▶ [REQUEST] Transcribe the material in full. Nothing should differ except that the pictures are left out.

▶ [Entries from a visual dataset]
* * * * * * * * *

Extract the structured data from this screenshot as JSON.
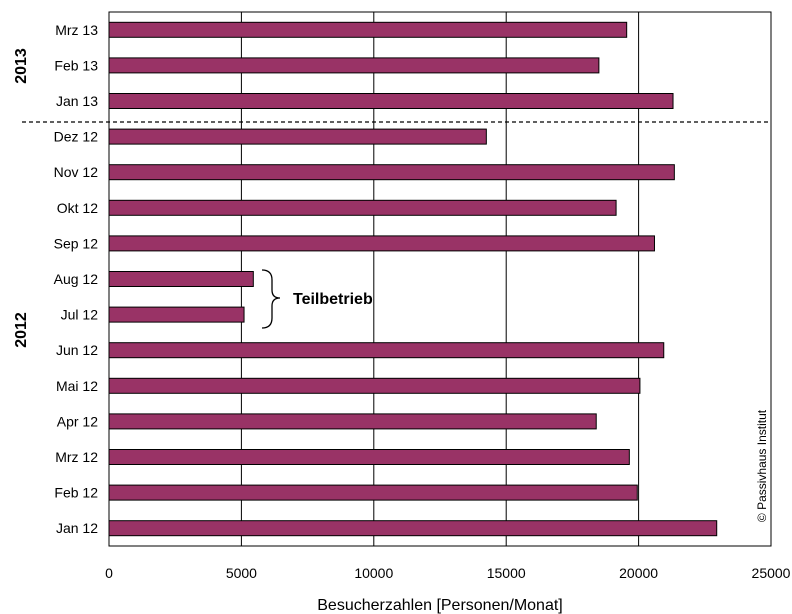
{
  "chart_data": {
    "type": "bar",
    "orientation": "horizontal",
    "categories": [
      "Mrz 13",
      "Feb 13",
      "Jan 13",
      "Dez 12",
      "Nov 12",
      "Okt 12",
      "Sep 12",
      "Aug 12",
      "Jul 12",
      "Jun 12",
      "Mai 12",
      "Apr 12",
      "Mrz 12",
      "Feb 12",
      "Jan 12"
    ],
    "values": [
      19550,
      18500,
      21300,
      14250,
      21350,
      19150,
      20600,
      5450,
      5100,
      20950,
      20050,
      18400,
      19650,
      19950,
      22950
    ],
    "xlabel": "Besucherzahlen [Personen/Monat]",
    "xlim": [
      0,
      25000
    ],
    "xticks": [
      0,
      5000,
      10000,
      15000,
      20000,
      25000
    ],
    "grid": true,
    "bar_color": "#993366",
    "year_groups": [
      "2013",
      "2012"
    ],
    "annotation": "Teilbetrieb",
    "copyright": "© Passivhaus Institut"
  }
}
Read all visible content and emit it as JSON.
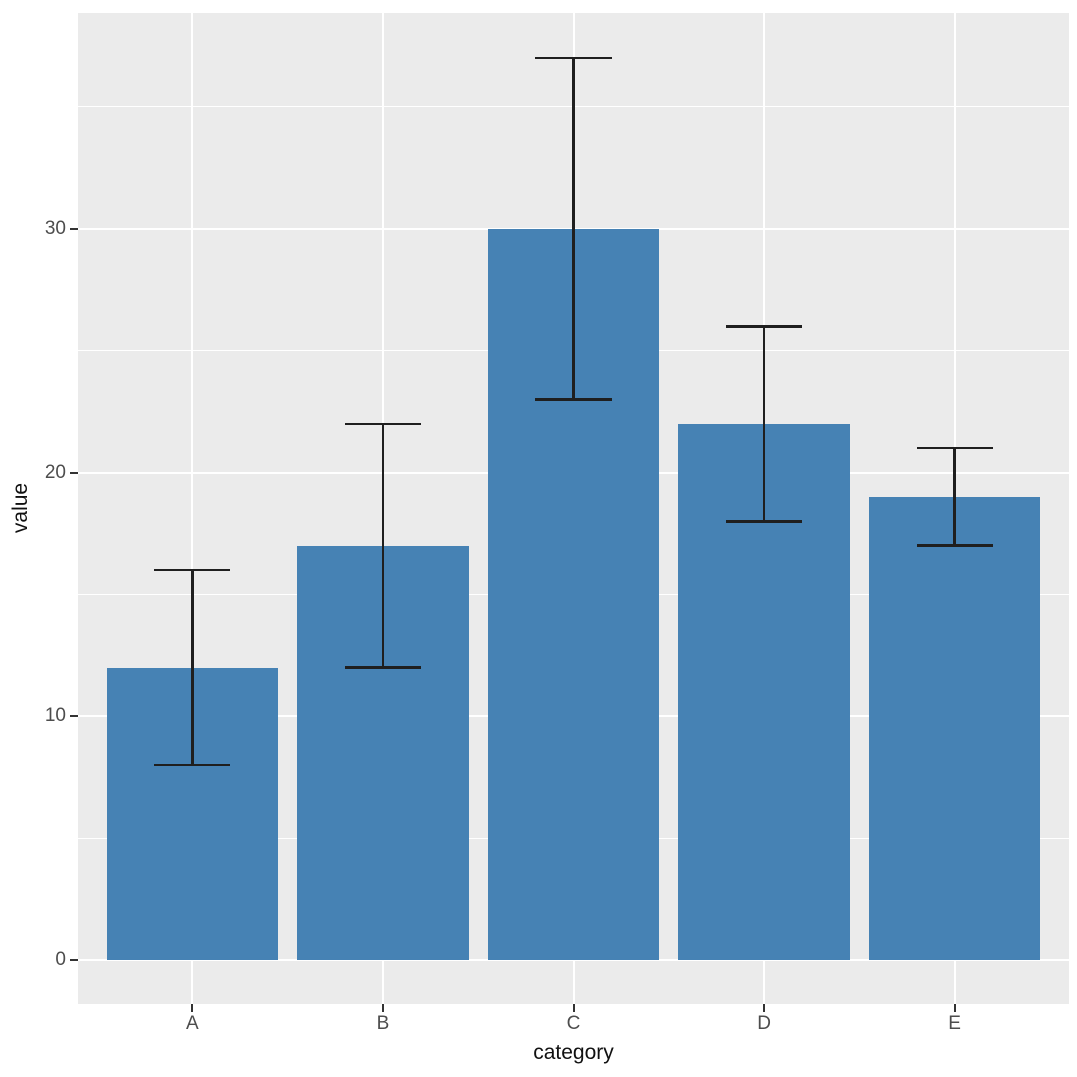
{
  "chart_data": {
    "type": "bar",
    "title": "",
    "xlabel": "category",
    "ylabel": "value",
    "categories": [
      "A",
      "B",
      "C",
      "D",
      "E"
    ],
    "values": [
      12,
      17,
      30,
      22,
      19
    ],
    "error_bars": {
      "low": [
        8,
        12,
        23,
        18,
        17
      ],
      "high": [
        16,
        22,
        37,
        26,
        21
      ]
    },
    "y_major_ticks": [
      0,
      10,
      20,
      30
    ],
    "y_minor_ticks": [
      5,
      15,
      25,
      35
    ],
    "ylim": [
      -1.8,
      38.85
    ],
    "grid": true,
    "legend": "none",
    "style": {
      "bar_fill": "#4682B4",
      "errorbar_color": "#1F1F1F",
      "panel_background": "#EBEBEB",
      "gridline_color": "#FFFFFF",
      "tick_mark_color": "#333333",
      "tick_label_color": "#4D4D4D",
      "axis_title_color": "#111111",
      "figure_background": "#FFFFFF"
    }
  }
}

* * * * * * * * *

▶ [OUTPUT FOR THIS TASK]
Extract the structured data from this screenshot as JSON.
{
  "chart_data": {
    "type": "bar",
    "orientation": "horizontal",
    "categories": [
      "Mrz 13",
      "Feb 13",
      "Jan 13",
      "Dez 12",
      "Nov 12",
      "Okt 12",
      "Sep 12",
      "Aug 12",
      "Jul 12",
      "Jun 12",
      "Mai 12",
      "Apr 12",
      "Mrz 12",
      "Feb 12",
      "Jan 12"
    ],
    "values": [
      19550,
      18500,
      21300,
      14250,
      21350,
      19150,
      20600,
      5450,
      5100,
      20950,
      20050,
      18400,
      19650,
      19950,
      22950
    ],
    "xlabel": "Besucherzahlen [Personen/Monat]",
    "xlim": [
      0,
      25000
    ],
    "xticks": [
      0,
      5000,
      10000,
      15000,
      20000,
      25000
    ],
    "grid": true,
    "bar_color": "#993366",
    "year_groups": [
      "2013",
      "2012"
    ],
    "annotation": "Teilbetrieb",
    "copyright": "© Passivhaus Institut"
  }
}
Read all visible content and emit it as JSON.
{
  "chart_data": {
    "type": "bar",
    "title": "",
    "xlabel": "category",
    "ylabel": "value",
    "categories": [
      "A",
      "B",
      "C",
      "D",
      "E"
    ],
    "values": [
      12,
      17,
      30,
      22,
      19
    ],
    "error_bars": {
      "low": [
        8,
        12,
        23,
        18,
        17
      ],
      "high": [
        16,
        22,
        37,
        26,
        21
      ]
    },
    "y_major_ticks": [
      0,
      10,
      20,
      30
    ],
    "y_minor_ticks": [
      5,
      15,
      25,
      35
    ],
    "ylim": [
      -1.8,
      38.85
    ],
    "grid": true,
    "legend": "none",
    "style": {
      "bar_fill": "#4682B4",
      "errorbar_color": "#1F1F1F",
      "panel_background": "#EBEBEB",
      "gridline_color": "#FFFFFF",
      "tick_mark_color": "#333333",
      "tick_label_color": "#4D4D4D",
      "axis_title_color": "#111111",
      "figure_background": "#FFFFFF"
    }
  }
}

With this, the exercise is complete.